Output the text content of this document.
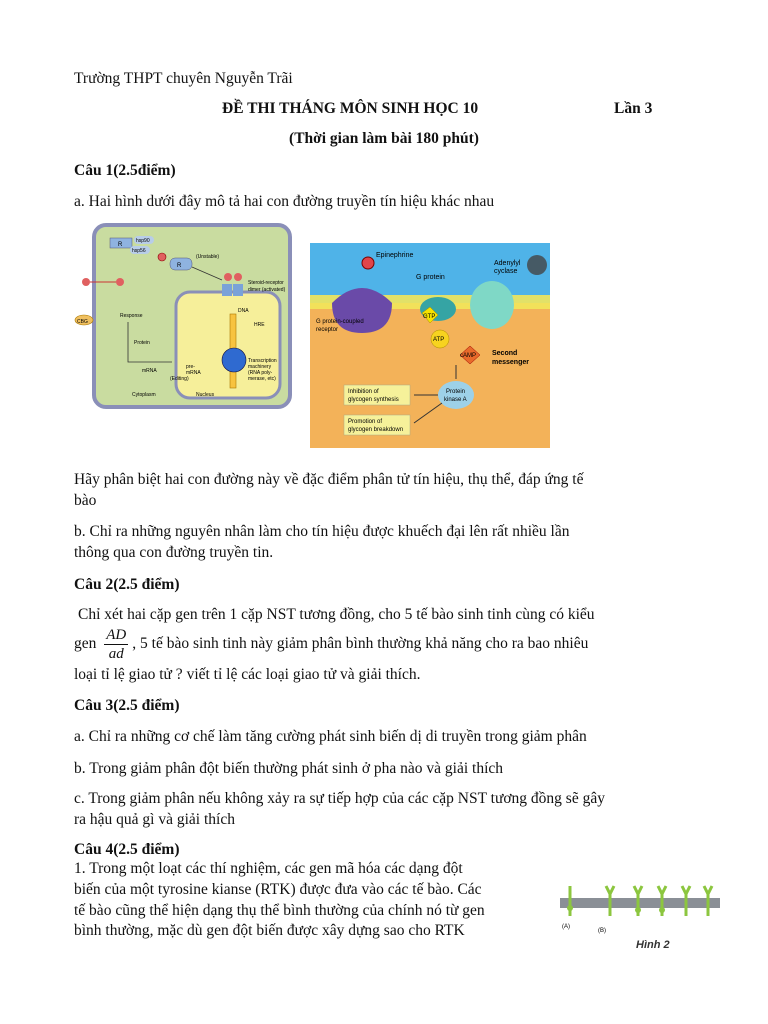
Trường THPT chuyên Nguyễn Trãi
ĐỀ THI THÁNG MÔN SINH HỌC 10	Lần 3
(Thời gian làm bài 180 phút)
Câu 1(2.5điểm)
a. Hai hình dưới đây mô tả hai con đường truyền tín hiệu khác nhau
R
hsp90
hsp56
R
(Unstable)
Steroid-receptor
dimer (activated)
CBG
Response
Protein
mRNA
pre-
mRNA
(Editing)
DNA
HRE
Transcription
machinery
(RNA poly-
merase, etc)
Cytoplasm	Nucleus
Epinephrine
G protein
Adenylyl
cyclase
G protein-coupled
receptor
GTP
ATP
cAMP Second
messenger
Protein
kinase A
Inhibition of
glycogen synthesis
Promotion of
glycogen breakdown
Hãy phân biệt hai con đường này về đặc điểm phân tử tín hiệu, thụ thể, đáp ứng tế
bào
b. Chỉ ra những nguyên nhân làm cho tín hiệu được khuếch đại lên rất nhiều lần
thông qua con đường truyền tin.
Câu 2(2.5 điểm)
Chỉ xét hai cặp gen trên 1 cặp NST tương đồng, cho 5 tế bào sinh tinh cùng có kiểu
gen $\frac{AD}{ad}$ , 5 tế bào sinh tinh này giảm phân bình thường khả năng cho ra bao nhiêu
loại tỉ lệ giao tử ? viết tỉ lệ các loại giao tử và giải thích.
Câu 3(2.5 điểm)
a. Chỉ ra những cơ chế làm tăng cường phát sinh biến dị di truyền trong giảm phân
b. Trong giảm phân đột biến thường phát sinh ở pha nào và giải thích
c. Trong giảm phân nếu không xảy ra sự tiếp hợp của các cặp NST tương đồng sẽ gây
ra hậu quả gì và giải thích
Câu 4(2.5 điểm)
1. Trong một loạt các thí nghiệm, các gen mã hóa các dạng đột
biến của một tyrosine kianse (RTK) được đưa vào các tế bào. Các
tế bào cũng thể hiện dạng thụ thể bình thường của chính nó từ gen
bình thường, mặc dù gen đột biến được xây dựng sao cho RTK	(A)
(B)
Hình 2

(EXERCISE INSTRUCTIONS) Please transcribe the material above exactly as written. Leave the pictures out.

(ANSWER FOR THE TASK)
Output the text content of this document.
Trường THPT chuyên Nguyễn Trãi
ĐỀ THI THÁNG MÔN SINH HỌC 10	Lần 3
(Thời gian làm bài 180 phút)
Câu 1(2.5điểm)
a. Hai hình dưới đây mô tả hai con đường truyền tín hiệu khác nhau
R
hsp90
hsp56
R
(Unstable)
Steroid-receptor
dimer (activated)
CBG
Response
Protein
mRNA
pre-
mRNA
(Editing)
DNA
HRE
Transcription
machinery
(RNA poly-
merase, etc)
Cytoplasm	Nucleus
Epinephrine
G protein
Adenylyl
cyclase
G protein-coupled
receptor
GTP
ATP
cAMP Second
messenger
Protein
kinase A
Inhibition of
glycogen synthesis
Promotion of
glycogen breakdown
Hãy phân biệt hai con đường này về đặc điểm phân tử tín hiệu, thụ thể, đáp ứng tế
bào
b. Chỉ ra những nguyên nhân làm cho tín hiệu được khuếch đại lên rất nhiều lần
thông qua con đường truyền tin.
Câu 2(2.5 điểm)
Chỉ xét hai cặp gen trên 1 cặp NST tương đồng, cho 5 tế bào sinh tinh cùng có kiểu
gen $\frac{AD}{ad}$ , 5 tế bào sinh tinh này giảm phân bình thường khả năng cho ra bao nhiêu
loại tỉ lệ giao tử ? viết tỉ lệ các loại giao tử và giải thích.
Câu 3(2.5 điểm)
a. Chỉ ra những cơ chế làm tăng cường phát sinh biến dị di truyền trong giảm phân
b. Trong giảm phân đột biến thường phát sinh ở pha nào và giải thích
c. Trong giảm phân nếu không xảy ra sự tiếp hợp của các cặp NST tương đồng sẽ gây
ra hậu quả gì và giải thích
Câu 4(2.5 điểm)
1. Trong một loạt các thí nghiệm, các gen mã hóa các dạng đột
biến của một tyrosine kianse (RTK) được đưa vào các tế bào. Các
tế bào cũng thể hiện dạng thụ thể bình thường của chính nó từ gen
bình thường, mặc dù gen đột biến được xây dựng sao cho RTK	(A)
(B)
Hình 2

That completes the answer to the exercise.